— START OF RECORDS SHOWN —
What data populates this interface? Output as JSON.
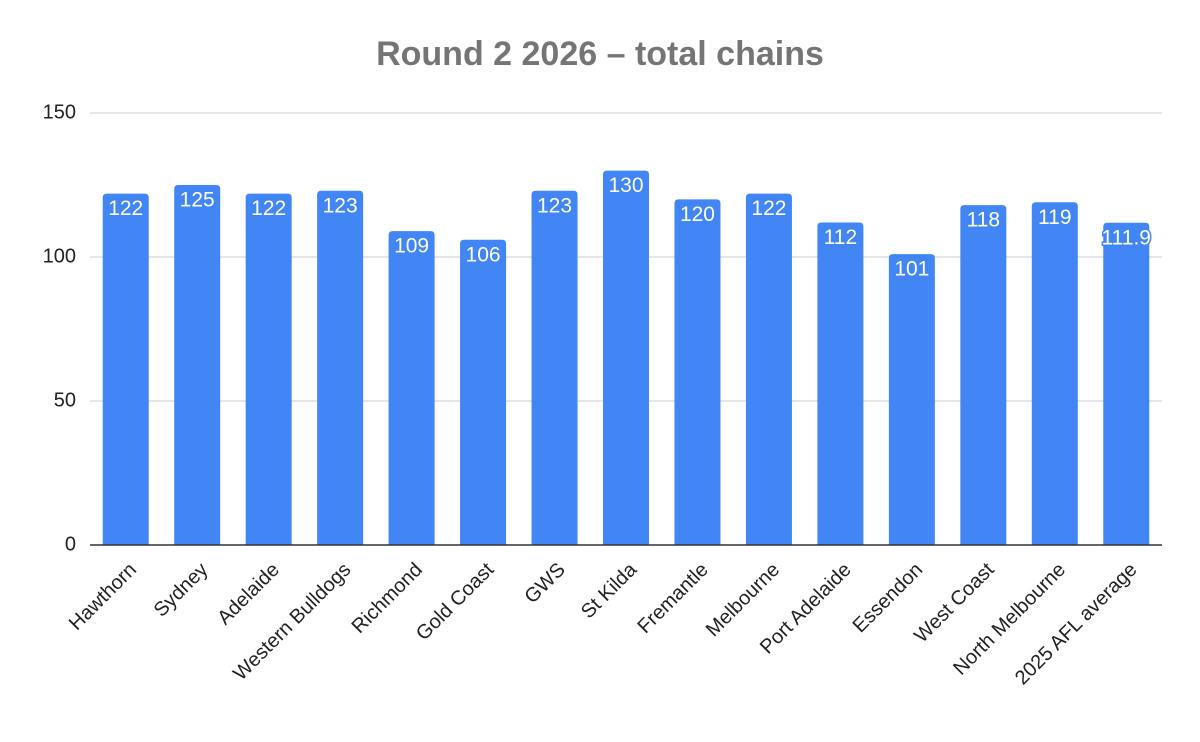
{
  "chart_data": {
    "type": "bar",
    "title": "Round 2 2026 – total chains",
    "categories": [
      "Hawthorn",
      "Sydney",
      "Adelaide",
      "Western Bulldogs",
      "Richmond",
      "Gold Coast",
      "GWS",
      "St Kilda",
      "Fremantle",
      "Melbourne",
      "Port Adelaide",
      "Essendon",
      "West Coast",
      "North Melbourne",
      "2025 AFL average"
    ],
    "values": [
      122,
      125,
      122,
      123,
      109,
      106,
      123,
      130,
      120,
      122,
      112,
      101,
      118,
      119,
      111.9
    ],
    "color": "#4285f4",
    "ylim": [
      0,
      150
    ],
    "yticks": [
      0,
      50,
      100,
      150
    ],
    "grid": true
  }
}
— END OF RECORDS SHOWN —
### PROBLEM TO SOLVE
Make a word-for-word copy of the entries, without any pictures.

### COMPLETE OUTPUT
What data populates this interface? Output as JSON.
{
  "chart_data": {
    "type": "bar",
    "title": "Round 2 2026 – total chains",
    "categories": [
      "Hawthorn",
      "Sydney",
      "Adelaide",
      "Western Bulldogs",
      "Richmond",
      "Gold Coast",
      "GWS",
      "St Kilda",
      "Fremantle",
      "Melbourne",
      "Port Adelaide",
      "Essendon",
      "West Coast",
      "North Melbourne",
      "2025 AFL average"
    ],
    "values": [
      122,
      125,
      122,
      123,
      109,
      106,
      123,
      130,
      120,
      122,
      112,
      101,
      118,
      119,
      111.9
    ],
    "color": "#4285f4",
    "ylim": [
      0,
      150
    ],
    "yticks": [
      0,
      50,
      100,
      150
    ],
    "grid": true
  }
}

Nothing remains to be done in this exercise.